Leave the pictures out and transcribe every record exactly.

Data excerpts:
+++++

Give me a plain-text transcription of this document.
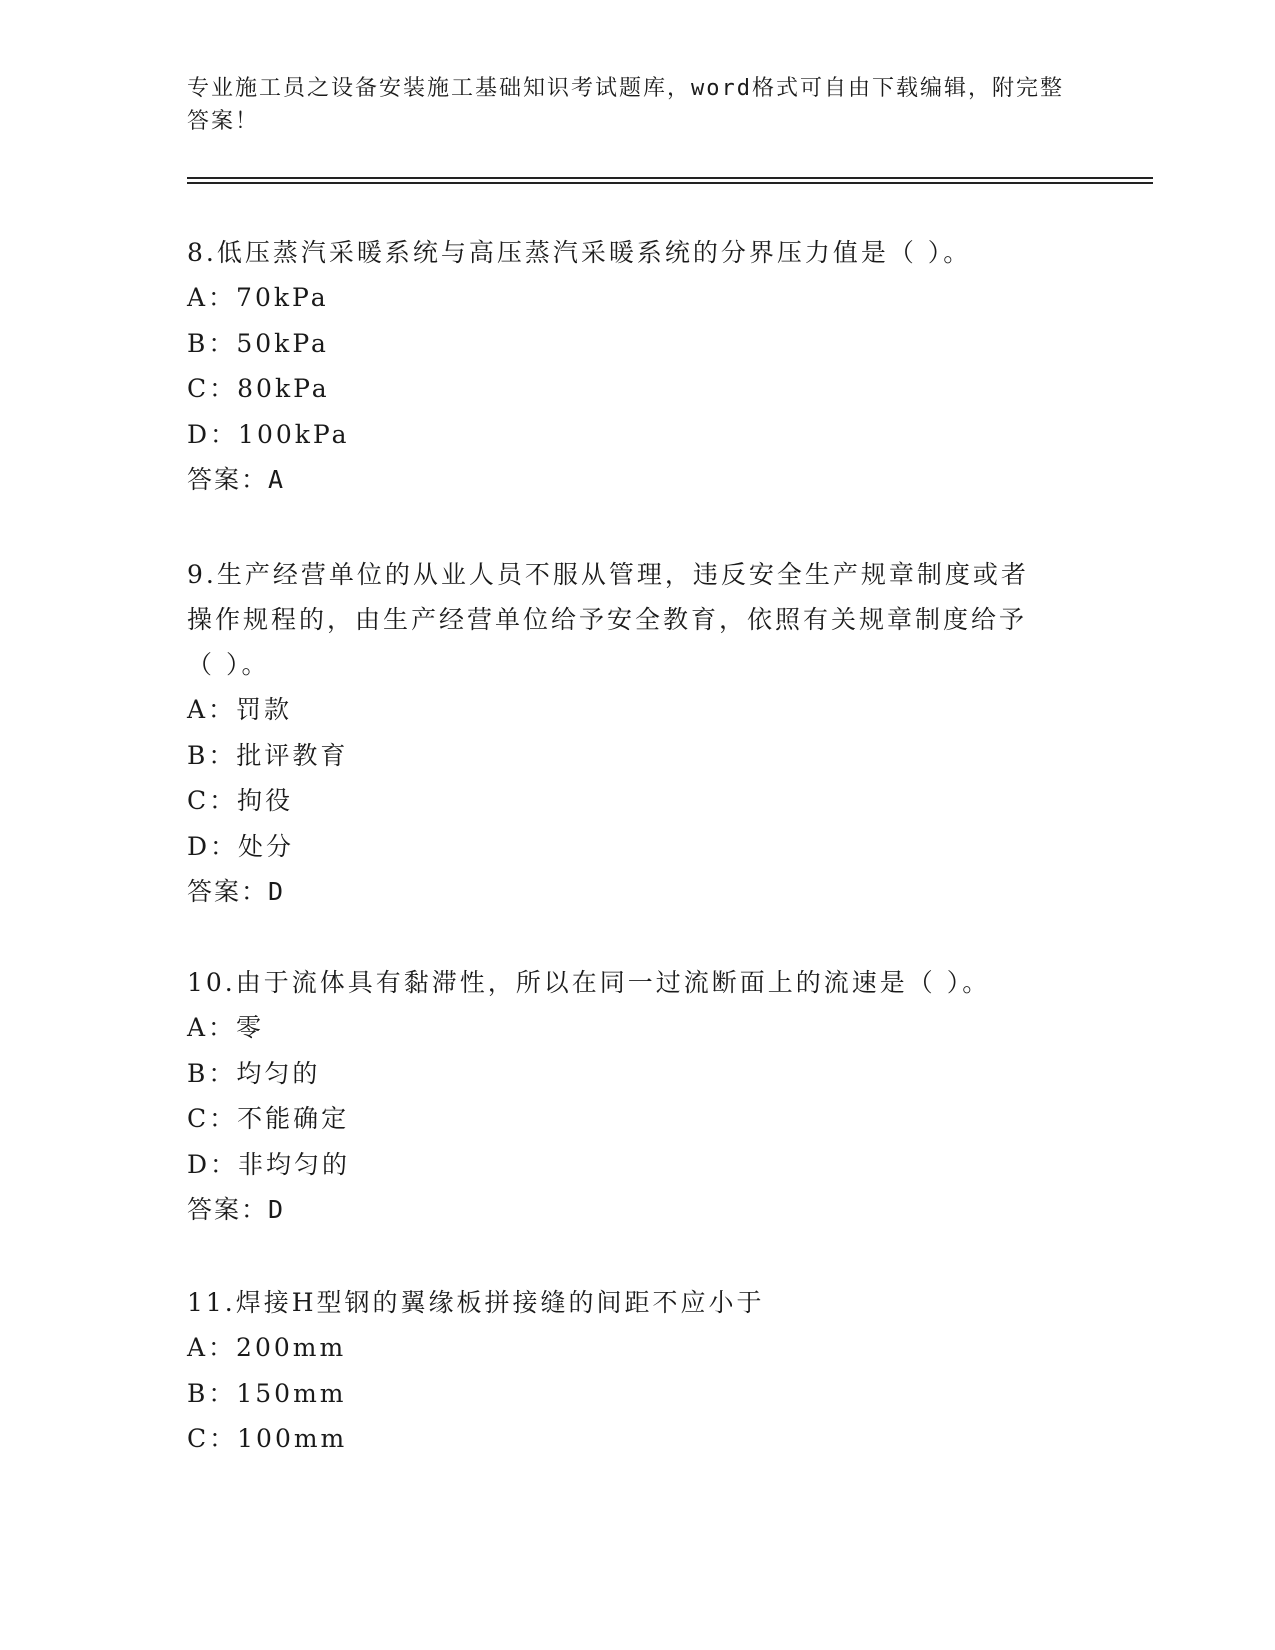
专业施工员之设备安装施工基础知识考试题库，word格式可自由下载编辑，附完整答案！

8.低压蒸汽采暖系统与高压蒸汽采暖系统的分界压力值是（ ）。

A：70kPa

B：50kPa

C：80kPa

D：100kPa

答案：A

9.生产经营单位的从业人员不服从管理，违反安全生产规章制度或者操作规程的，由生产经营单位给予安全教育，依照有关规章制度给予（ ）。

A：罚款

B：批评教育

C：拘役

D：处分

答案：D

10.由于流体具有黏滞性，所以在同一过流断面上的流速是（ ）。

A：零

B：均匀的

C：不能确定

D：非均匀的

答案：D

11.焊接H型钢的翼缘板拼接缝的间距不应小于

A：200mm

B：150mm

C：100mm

+++++

■ Full answer:
Give me a plain-text transcription of this document.
专业施工员之设备安装施工基础知识考试题库，word格式可自由下载编辑，附完整答案！

8.低压蒸汽采暖系统与高压蒸汽采暖系统的分界压力值是（ ）。

A：70kPa

B：50kPa

C：80kPa

D：100kPa

答案：A

9.生产经营单位的从业人员不服从管理，违反安全生产规章制度或者操作规程的，由生产经营单位给予安全教育，依照有关规章制度给予（ ）。

A：罚款

B：批评教育

C：拘役

D：处分

答案：D

10.由于流体具有黏滞性，所以在同一过流断面上的流速是（ ）。

A：零

B：均匀的

C：不能确定

D：非均匀的

答案：D

11.焊接H型钢的翼缘板拼接缝的间距不应小于

A：200mm

B：150mm

C：100mm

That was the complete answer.